**Problem requirements**
Transcribe the lines below verbatim, skipping the images.

-- Start Data for this task --

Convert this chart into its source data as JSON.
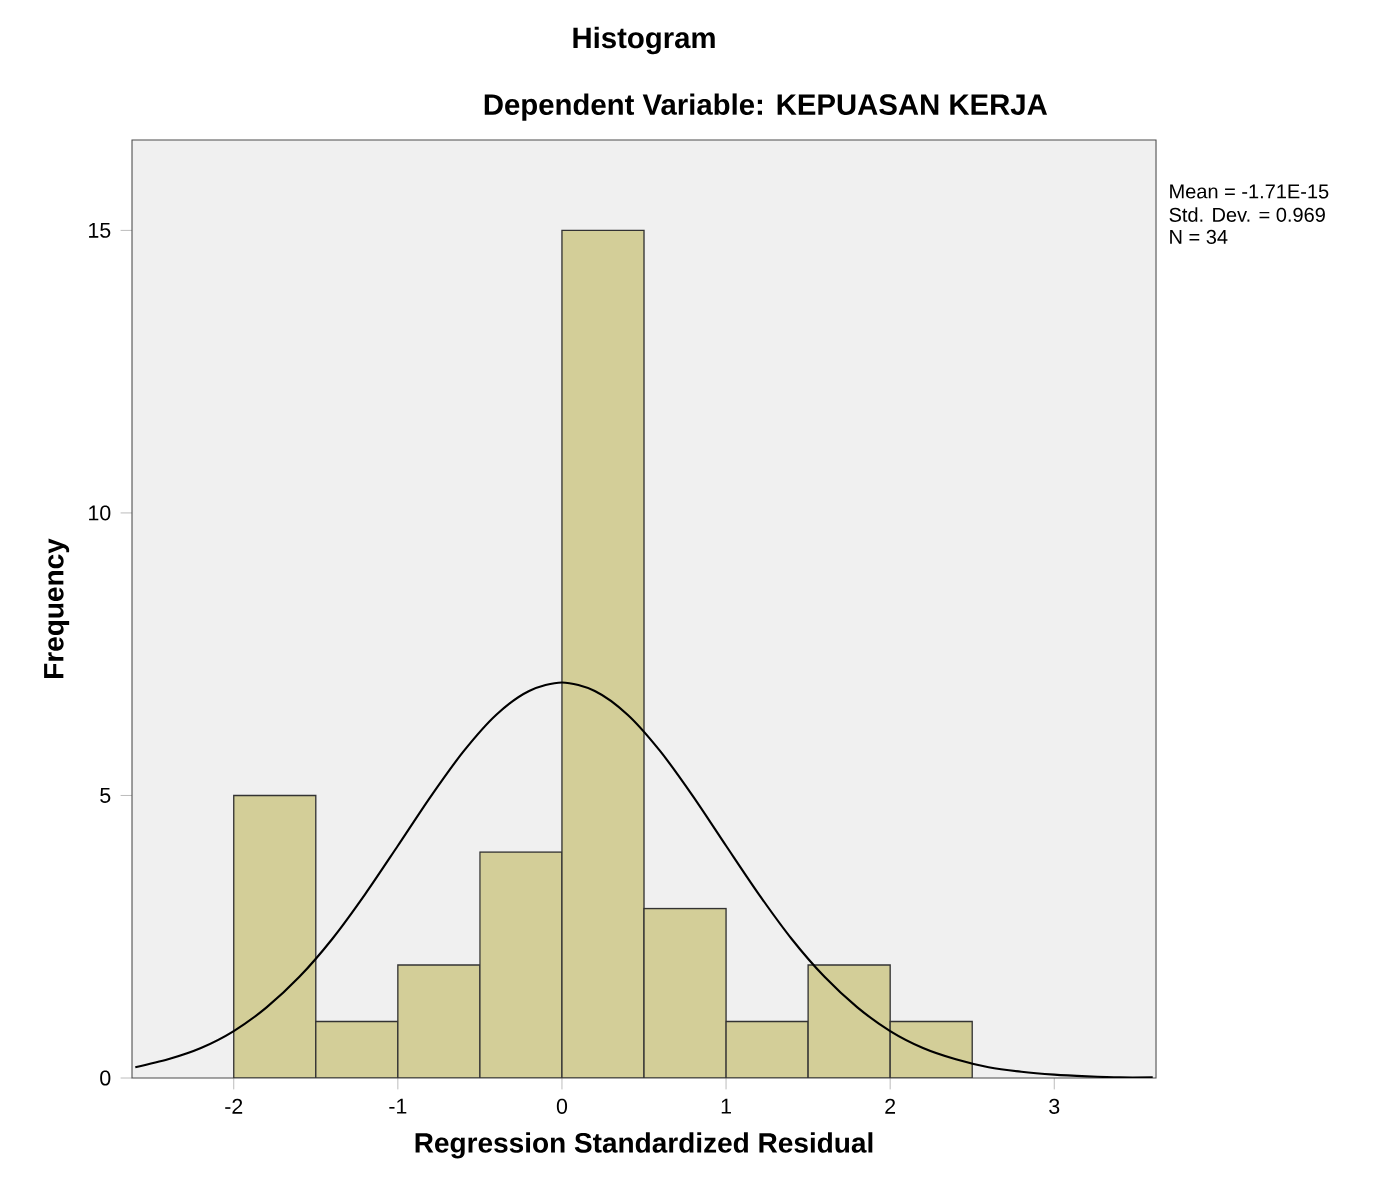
{
  "chart_data": {
    "type": "histogram",
    "title": "Histogram",
    "subtitle": "Dependent Variable: KEPUASAN KERJA",
    "xlabel": "Regression Standardized Residual",
    "ylabel": "Frequency",
    "series": [
      {
        "bins": [
          -2,
          -1.5,
          -1,
          -0.5,
          0,
          0.5,
          1,
          1.5,
          2,
          2.5
        ],
        "values": [
          5,
          1,
          2,
          4,
          15,
          3,
          1,
          2,
          1
        ],
        "color": "#d3ce98"
      },
      {
        "type": "line",
        "color": "#000000",
        "x": [
          -2.6,
          -2.4,
          -2.2,
          -2.0,
          -1.8,
          -1.6,
          -1.4,
          -1.2,
          -1.0,
          -0.8,
          -0.6,
          -0.4,
          -0.2,
          0,
          0.2,
          0.4,
          0.6,
          0.8,
          1.0,
          1.2,
          1.4,
          1.6,
          1.8,
          2.0,
          2.2,
          2.4,
          2.6,
          2.8,
          3.0,
          3.2,
          3.4,
          3.6
        ],
        "values": [
          0.19,
          0.33,
          0.53,
          0.83,
          1.25,
          1.79,
          2.46,
          3.25,
          4.11,
          4.98,
          5.78,
          6.43,
          6.85,
          7.0,
          6.85,
          6.43,
          5.78,
          4.98,
          4.11,
          3.25,
          2.46,
          1.79,
          1.25,
          0.83,
          0.53,
          0.33,
          0.19,
          0.11,
          0.06,
          0.03,
          0.01,
          0.01
        ]
      }
    ],
    "xlim": [
      -2.62,
      3.62
    ],
    "ylim": [
      0,
      16.6
    ],
    "xticks": [
      -2,
      -1,
      0,
      1,
      2,
      3
    ],
    "yticks": [
      0,
      5,
      10,
      15
    ],
    "grid": false,
    "annotations": [
      "Mean = -1.71E-15",
      "Std. Dev. = 0.969",
      "N = 34"
    ]
  }
}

-- End Data for this task --

**Result of the exercise**
Convert this chart into its source data as JSON.
{
  "chart_data": {
    "type": "histogram",
    "title": "Histogram",
    "subtitle": "Dependent Variable: KEPUASAN KERJA",
    "xlabel": "Regression Standardized Residual",
    "ylabel": "Frequency",
    "series": [
      {
        "bins": [
          -2,
          -1.5,
          -1,
          -0.5,
          0,
          0.5,
          1,
          1.5,
          2,
          2.5
        ],
        "values": [
          5,
          1,
          2,
          4,
          15,
          3,
          1,
          2,
          1
        ],
        "color": "#d3ce98"
      },
      {
        "type": "line",
        "color": "#000000",
        "x": [
          -2.6,
          -2.4,
          -2.2,
          -2.0,
          -1.8,
          -1.6,
          -1.4,
          -1.2,
          -1.0,
          -0.8,
          -0.6,
          -0.4,
          -0.2,
          0,
          0.2,
          0.4,
          0.6,
          0.8,
          1.0,
          1.2,
          1.4,
          1.6,
          1.8,
          2.0,
          2.2,
          2.4,
          2.6,
          2.8,
          3.0,
          3.2,
          3.4,
          3.6
        ],
        "values": [
          0.19,
          0.33,
          0.53,
          0.83,
          1.25,
          1.79,
          2.46,
          3.25,
          4.11,
          4.98,
          5.78,
          6.43,
          6.85,
          7.0,
          6.85,
          6.43,
          5.78,
          4.98,
          4.11,
          3.25,
          2.46,
          1.79,
          1.25,
          0.83,
          0.53,
          0.33,
          0.19,
          0.11,
          0.06,
          0.03,
          0.01,
          0.01
        ]
      }
    ],
    "xlim": [
      -2.62,
      3.62
    ],
    "ylim": [
      0,
      16.6
    ],
    "xticks": [
      -2,
      -1,
      0,
      1,
      2,
      3
    ],
    "yticks": [
      0,
      5,
      10,
      15
    ],
    "grid": false,
    "annotations": [
      "Mean = -1.71E-15",
      "Std. Dev. = 0.969",
      "N = 34"
    ]
  }
}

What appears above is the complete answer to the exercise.